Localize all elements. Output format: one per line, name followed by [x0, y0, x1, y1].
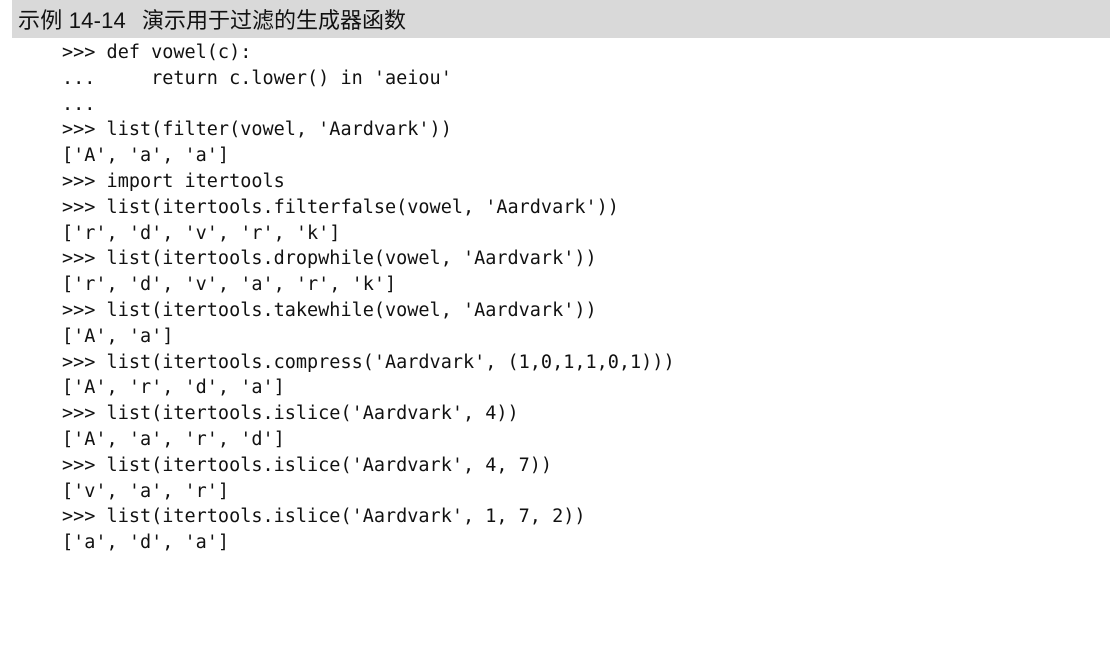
code-line: ['v', 'a', 'r']	[62, 480, 230, 502]
code-line: ['A', 'a']	[62, 325, 174, 347]
code-line: ['A', 'a', 'a']	[62, 145, 230, 167]
code-line: ['A', 'r', 'd', 'a']	[62, 377, 285, 399]
code-line: ...	[62, 93, 96, 115]
code-line: >>> def vowel(c):	[62, 42, 252, 63]
example-label: 示例 14-14	[18, 8, 126, 33]
code-line: ['r', 'd', 'v', 'r', 'k']	[62, 222, 341, 244]
code-line: >>> list(itertools.filterfalse(vowel, 'A…	[62, 196, 619, 218]
code-line: ['A', 'a', 'r', 'd']	[62, 428, 285, 450]
code-line: >>> list(itertools.compress('Aardvark', …	[62, 351, 675, 373]
code-line: >>> list(itertools.islice('Aardvark', 4,…	[62, 454, 553, 476]
code-line: ... return c.lower() in 'aeiou'	[62, 67, 452, 89]
code-line: >>> list(itertools.islice('Aardvark', 4)…	[62, 403, 519, 425]
code-line: ['a', 'd', 'a']	[62, 532, 230, 554]
code-line: >>> list(itertools.islice('Aardvark', 1,…	[62, 506, 586, 528]
code-line: >>> list(filter(vowel, 'Aardvark'))	[62, 119, 452, 141]
code-line: >>> list(itertools.dropwhile(vowel, 'Aar…	[62, 248, 597, 270]
example-header: 示例 14-14 演示用于过滤的生成器函数	[12, 0, 1110, 38]
code-line: ['r', 'd', 'v', 'a', 'r', 'k']	[62, 274, 397, 296]
example-title: 演示用于过滤的生成器函数	[141, 9, 406, 34]
code-line: >>> import itertools	[62, 170, 285, 192]
code-line: >>> list(itertools.takewhile(vowel, 'Aar…	[62, 299, 597, 321]
code-block: >>> def vowel(c): ... return c.lower() i…	[62, 40, 675, 556]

══════════

--- Task objective ---
Revise the material beginning with the line that contains "480, 230, 502]" and continuing through its last line, changing "code-line" to "source-line" and keeping all else the same. Return only those lines.

--- Expected answer ---
source-line: ['v', 'a', 'r']	[62, 480, 230, 502]
source-line: ['A', 'a']	[62, 325, 174, 347]
source-line: ['A', 'a', 'a']	[62, 145, 230, 167]
source-line: ['A', 'r', 'd', 'a']	[62, 377, 285, 399]
source-line: ...	[62, 93, 96, 115]
source-line: >>> def vowel(c):	[62, 42, 252, 63]
example-label: 示例 14-14	[18, 8, 126, 33]
source-line: ['r', 'd', 'v', 'r', 'k']	[62, 222, 341, 244]
source-line: >>> list(itertools.filterfalse(vowel, 'A…	[62, 196, 619, 218]
source-line: ['A', 'a', 'r', 'd']	[62, 428, 285, 450]
source-line: >>> list(itertools.compress('Aardvark', …	[62, 351, 675, 373]
source-line: >>> list(itertools.islice('Aardvark', 4,…	[62, 454, 553, 476]
source-line: ... return c.lower() in 'aeiou'	[62, 67, 452, 89]
source-line: >>> list(itertools.islice('Aardvark', 4)…	[62, 403, 519, 425]
source-line: ['a', 'd', 'a']	[62, 532, 230, 554]
source-line: >>> list(itertools.islice('Aardvark', 1,…	[62, 506, 586, 528]
source-line: >>> list(filter(vowel, 'Aardvark'))	[62, 119, 452, 141]
source-line: >>> list(itertools.dropwhile(vowel, 'Aar…	[62, 248, 597, 270]
example-header: 示例 14-14 演示用于过滤的生成器函数	[12, 0, 1110, 38]
source-line: ['r', 'd', 'v', 'a', 'r', 'k']	[62, 274, 397, 296]
example-title: 演示用于过滤的生成器函数	[141, 9, 406, 34]
source-line: >>> import itertools	[62, 170, 285, 192]
source-line: >>> list(itertools.takewhile(vowel, 'Aar…	[62, 299, 597, 321]
code-block: >>> def vowel(c): ... return c.lower() i…	[62, 40, 675, 556]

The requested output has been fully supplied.